-- TASK STATEMENT --
Copy the listing verbatim, excluding any images found in it.

(Dataset records)
· · ·
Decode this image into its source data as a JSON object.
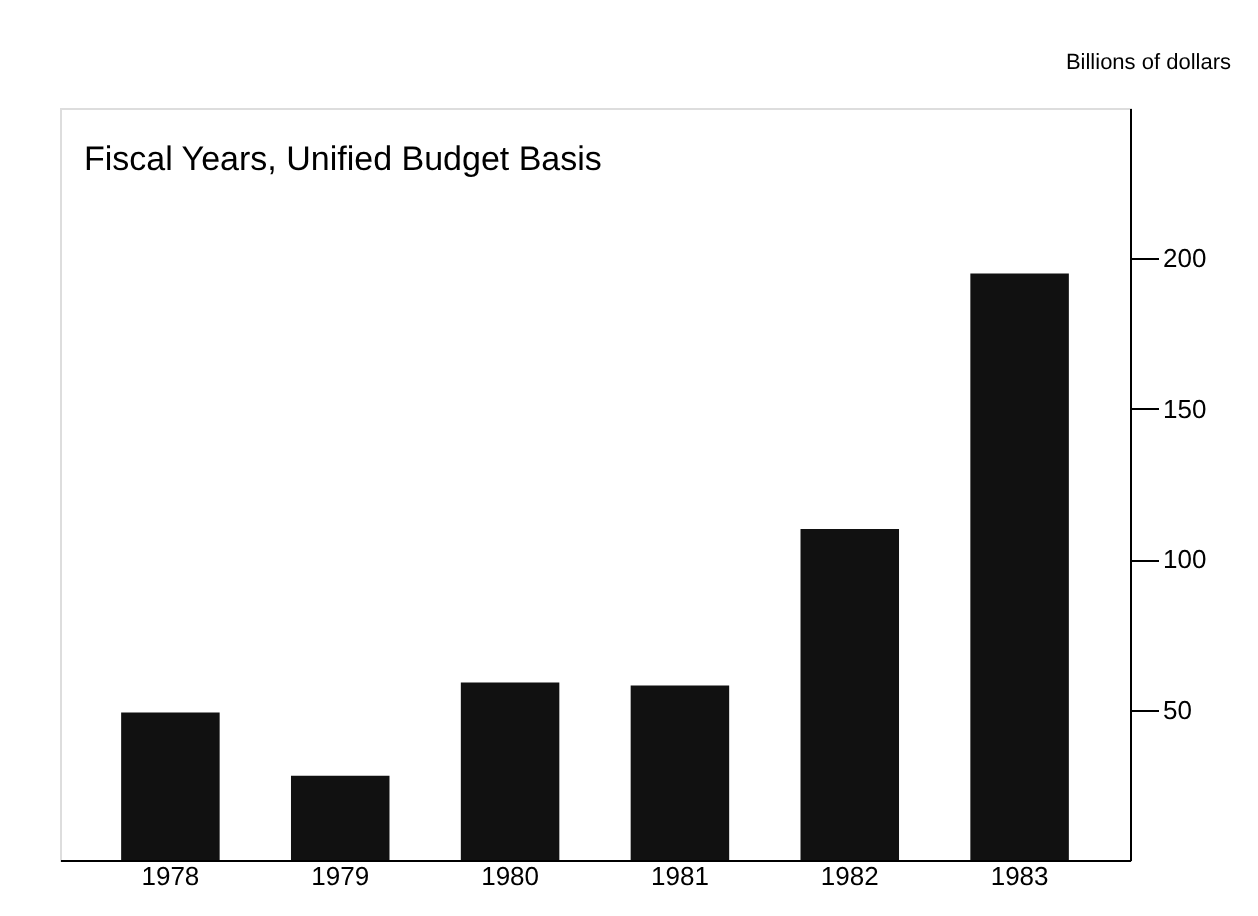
{
  "chart_data": {
    "type": "bar",
    "title": "Fiscal Years, Unified Budget Basis",
    "ylabel": "Billions of dollars",
    "categories": [
      "1978",
      "1979",
      "1980",
      "1981",
      "1982",
      "1983"
    ],
    "values": [
      49,
      28,
      59,
      58,
      110,
      195
    ],
    "color": "#111111",
    "ylim": [
      0,
      250
    ],
    "yticks": [
      50,
      100,
      150,
      200
    ],
    "grid": false
  }
}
· · ·
-- ANSWER TO THE EXERCISE --
Decode this image into its source data as a JSON object.
{
  "chart_data": {
    "type": "bar",
    "title": "Fiscal Years, Unified Budget Basis",
    "ylabel": "Billions of dollars",
    "categories": [
      "1978",
      "1979",
      "1980",
      "1981",
      "1982",
      "1983"
    ],
    "values": [
      49,
      28,
      59,
      58,
      110,
      195
    ],
    "color": "#111111",
    "ylim": [
      0,
      250
    ],
    "yticks": [
      50,
      100,
      150,
      200
    ],
    "grid": false
  }
}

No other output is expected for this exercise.